▶ Your task:
This task calls for every entry below to be repeated exactly, without the pictures.

•••••

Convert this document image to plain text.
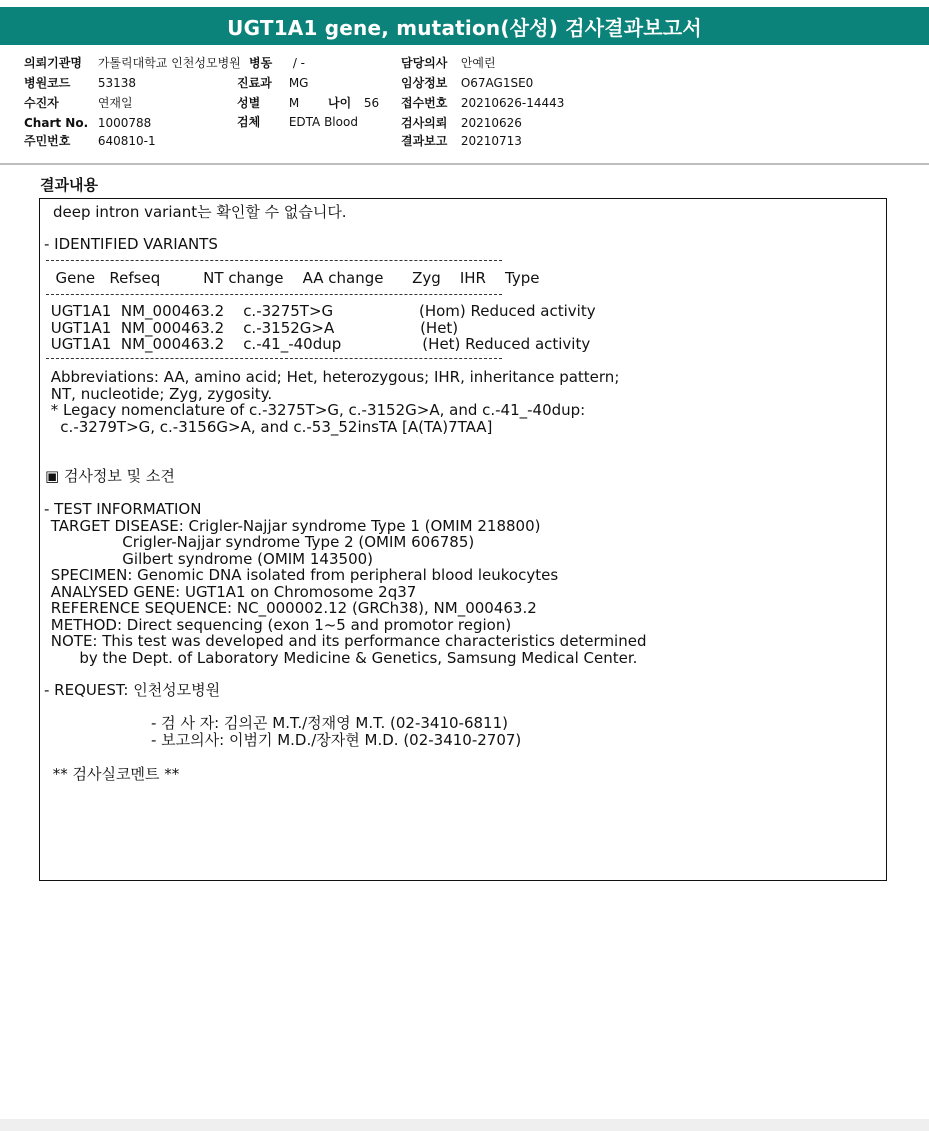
UGT1A1 gene, mutation(삼성) 검사결과보고서
의뢰기관명 가톨릭대학교 인천성모병원
병원코드 53138
수진자	연재일
Chart No. 1000788
주민번호 640810-1
병동 / -
진료과 MG
성별 M 나이 56
검체 EDTA Blood
담당의사 안예린
임상정보 O67AG1SE0
접수번호 20210626-14443
검사의뢰 20210626
결과보고 20210713
결과내용
deep intron variant는 확인할 수 없습니다.
- IDENTIFIED VARIANTS
Gene   Refseq         NT change    AA change      Zyg    IHR    Type
UGT1A1  NM_000463.2    c.-3275T>G                  (Hom) Reduced activity
UGT1A1  NM_000463.2    c.-3152G>A                  (Het)
UGT1A1  NM_000463.2    c.-41_-40dup                 (Het) Reduced activity
Abbreviations: AA, amino acid; Het, heterozygous; IHR, inheritance pattern;
NT, nucleotide; Zyg, zygosity.
* Legacy nomenclature of c.-3275T>G, c.-3152G>A, and c.-41_-40dup:
c.-3279T>G, c.-3156G>A, and c.-53_52insTA [A(TA)7TAA]
▣ 검사정보 및 소견
- TEST INFORMATION
TARGET DISEASE: Crigler-Najjar syndrome Type 1 (OMIM 218800)
Crigler-Najjar syndrome Type 2 (OMIM 606785)
Gilbert syndrome (OMIM 143500)
SPECIMEN: Genomic DNA isolated from peripheral blood leukocytes
ANALYSED GENE: UGT1A1 on Chromosome 2q37
REFERENCE SEQUENCE: NC_000002.12 (GRCh38), NM_000463.2
METHOD: Direct sequencing (exon 1~5 and promotor region)
NOTE: This test was developed and its performance characteristics determined
by the Dept. of Laboratory Medicine & Genetics, Samsung Medical Center.
- REQUEST: 인천성모병원
- 검 사 자: 김의곤 M.T./정재영 M.T. (02-3410-6811)
- 보고의사: 이범기 M.D./장자현 M.D. (02-3410-2707)
** 검사실코멘트 **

•••••

▶ Answer below:
Convert this document image to plain text.
UGT1A1 gene, mutation(삼성) 검사결과보고서
의뢰기관명 가톨릭대학교 인천성모병원
병원코드 53138
수진자	연재일
Chart No. 1000788
주민번호 640810-1
병동 / -
진료과 MG
성별 M 나이 56
검체 EDTA Blood
담당의사 안예린
임상정보 O67AG1SE0
접수번호 20210626-14443
검사의뢰 20210626
결과보고 20210713
결과내용
deep intron variant는 확인할 수 없습니다.
- IDENTIFIED VARIANTS
Gene   Refseq         NT change    AA change      Zyg    IHR    Type
UGT1A1  NM_000463.2    c.-3275T>G                  (Hom) Reduced activity
UGT1A1  NM_000463.2    c.-3152G>A                  (Het)
UGT1A1  NM_000463.2    c.-41_-40dup                 (Het) Reduced activity
Abbreviations: AA, amino acid; Het, heterozygous; IHR, inheritance pattern;
NT, nucleotide; Zyg, zygosity.
* Legacy nomenclature of c.-3275T>G, c.-3152G>A, and c.-41_-40dup:
c.-3279T>G, c.-3156G>A, and c.-53_52insTA [A(TA)7TAA]
▣ 검사정보 및 소견
- TEST INFORMATION
TARGET DISEASE: Crigler-Najjar syndrome Type 1 (OMIM 218800)
Crigler-Najjar syndrome Type 2 (OMIM 606785)
Gilbert syndrome (OMIM 143500)
SPECIMEN: Genomic DNA isolated from peripheral blood leukocytes
ANALYSED GENE: UGT1A1 on Chromosome 2q37
REFERENCE SEQUENCE: NC_000002.12 (GRCh38), NM_000463.2
METHOD: Direct sequencing (exon 1~5 and promotor region)
NOTE: This test was developed and its performance characteristics determined
by the Dept. of Laboratory Medicine & Genetics, Samsung Medical Center.
- REQUEST: 인천성모병원
- 검 사 자: 김의곤 M.T./정재영 M.T. (02-3410-6811)
- 보고의사: 이범기 M.D./장자현 M.D. (02-3410-2707)
** 검사실코멘트 **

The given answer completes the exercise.